start Dataset entries

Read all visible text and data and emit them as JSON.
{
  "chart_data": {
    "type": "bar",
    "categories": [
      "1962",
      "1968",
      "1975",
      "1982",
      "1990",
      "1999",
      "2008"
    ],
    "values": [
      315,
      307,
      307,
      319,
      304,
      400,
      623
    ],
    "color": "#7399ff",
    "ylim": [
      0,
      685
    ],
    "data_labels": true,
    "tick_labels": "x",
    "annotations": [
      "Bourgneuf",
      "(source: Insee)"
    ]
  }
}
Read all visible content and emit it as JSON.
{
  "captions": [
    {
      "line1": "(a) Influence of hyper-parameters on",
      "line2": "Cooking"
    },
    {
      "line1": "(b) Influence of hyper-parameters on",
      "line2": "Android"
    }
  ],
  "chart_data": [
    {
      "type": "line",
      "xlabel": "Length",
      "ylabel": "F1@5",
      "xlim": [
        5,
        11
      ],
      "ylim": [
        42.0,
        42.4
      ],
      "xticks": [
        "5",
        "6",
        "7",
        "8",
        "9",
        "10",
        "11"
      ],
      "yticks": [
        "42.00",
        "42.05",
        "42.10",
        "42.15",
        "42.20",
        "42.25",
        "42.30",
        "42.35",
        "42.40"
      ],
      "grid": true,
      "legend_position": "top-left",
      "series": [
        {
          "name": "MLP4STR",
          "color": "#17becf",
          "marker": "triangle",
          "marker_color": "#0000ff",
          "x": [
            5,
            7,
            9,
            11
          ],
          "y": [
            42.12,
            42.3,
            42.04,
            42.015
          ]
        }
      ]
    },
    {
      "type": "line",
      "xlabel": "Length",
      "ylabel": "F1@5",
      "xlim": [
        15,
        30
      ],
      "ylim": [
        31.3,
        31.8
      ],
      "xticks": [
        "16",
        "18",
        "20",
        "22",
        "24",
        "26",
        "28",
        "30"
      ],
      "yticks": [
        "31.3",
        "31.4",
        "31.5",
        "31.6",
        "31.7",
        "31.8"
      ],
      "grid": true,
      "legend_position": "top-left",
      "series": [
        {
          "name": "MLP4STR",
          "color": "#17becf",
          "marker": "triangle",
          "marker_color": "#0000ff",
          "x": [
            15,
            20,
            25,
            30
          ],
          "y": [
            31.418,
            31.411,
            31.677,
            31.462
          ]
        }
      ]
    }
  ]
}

end Dataset entries

- [Exercise directions] In the lines above, find each one with "emit" and list it.

- [Solved problem]
Read all visible text and data and emit them as JSON.
Read all visible content and emit it as JSON.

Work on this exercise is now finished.